PROVIDED INFORMATION -

--------------------------------------------------

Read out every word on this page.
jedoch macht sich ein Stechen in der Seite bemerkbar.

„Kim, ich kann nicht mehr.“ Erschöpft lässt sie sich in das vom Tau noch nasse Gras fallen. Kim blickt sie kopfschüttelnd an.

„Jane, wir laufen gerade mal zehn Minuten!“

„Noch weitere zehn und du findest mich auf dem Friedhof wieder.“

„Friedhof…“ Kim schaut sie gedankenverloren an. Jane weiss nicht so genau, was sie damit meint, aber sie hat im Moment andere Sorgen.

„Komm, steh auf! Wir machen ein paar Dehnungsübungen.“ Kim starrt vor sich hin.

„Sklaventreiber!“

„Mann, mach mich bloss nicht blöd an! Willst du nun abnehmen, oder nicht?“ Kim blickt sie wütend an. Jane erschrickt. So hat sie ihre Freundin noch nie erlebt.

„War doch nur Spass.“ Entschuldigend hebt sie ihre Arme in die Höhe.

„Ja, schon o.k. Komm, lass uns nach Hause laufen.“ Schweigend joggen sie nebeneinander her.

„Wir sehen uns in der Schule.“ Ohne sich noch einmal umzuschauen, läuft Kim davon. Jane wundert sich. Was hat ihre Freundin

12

--------------------------------------------------

WHAT IS BEING ASKED -
Restate the whole of the material exactly.

FINAL RESULT -
Read out every word on this page.
jedoch macht sich ein Stechen in der Seite bemerkbar.

„Kim, ich kann nicht mehr.“ Erschöpft lässt sie sich in das vom Tau noch nasse Gras fallen. Kim blickt sie kopfschüttelnd an.

„Jane, wir laufen gerade mal zehn Minuten!“

„Noch weitere zehn und du findest mich auf dem Friedhof wieder.“

„Friedhof…“ Kim schaut sie gedankenverloren an. Jane weiss nicht so genau, was sie damit meint, aber sie hat im Moment andere Sorgen.

„Komm, steh auf! Wir machen ein paar Dehnungsübungen.“ Kim starrt vor sich hin.

„Sklaventreiber!“

„Mann, mach mich bloss nicht blöd an! Willst du nun abnehmen, oder nicht?“ Kim blickt sie wütend an. Jane erschrickt. So hat sie ihre Freundin noch nie erlebt.

„War doch nur Spass.“ Entschuldigend hebt sie ihre Arme in die Höhe.

„Ja, schon o.k. Komm, lass uns nach Hause laufen.“ Schweigend joggen sie nebeneinander her.

„Wir sehen uns in der Schule.“ Ohne sich noch einmal umzuschauen, läuft Kim davon. Jane wundert sich. Was hat ihre Freundin

12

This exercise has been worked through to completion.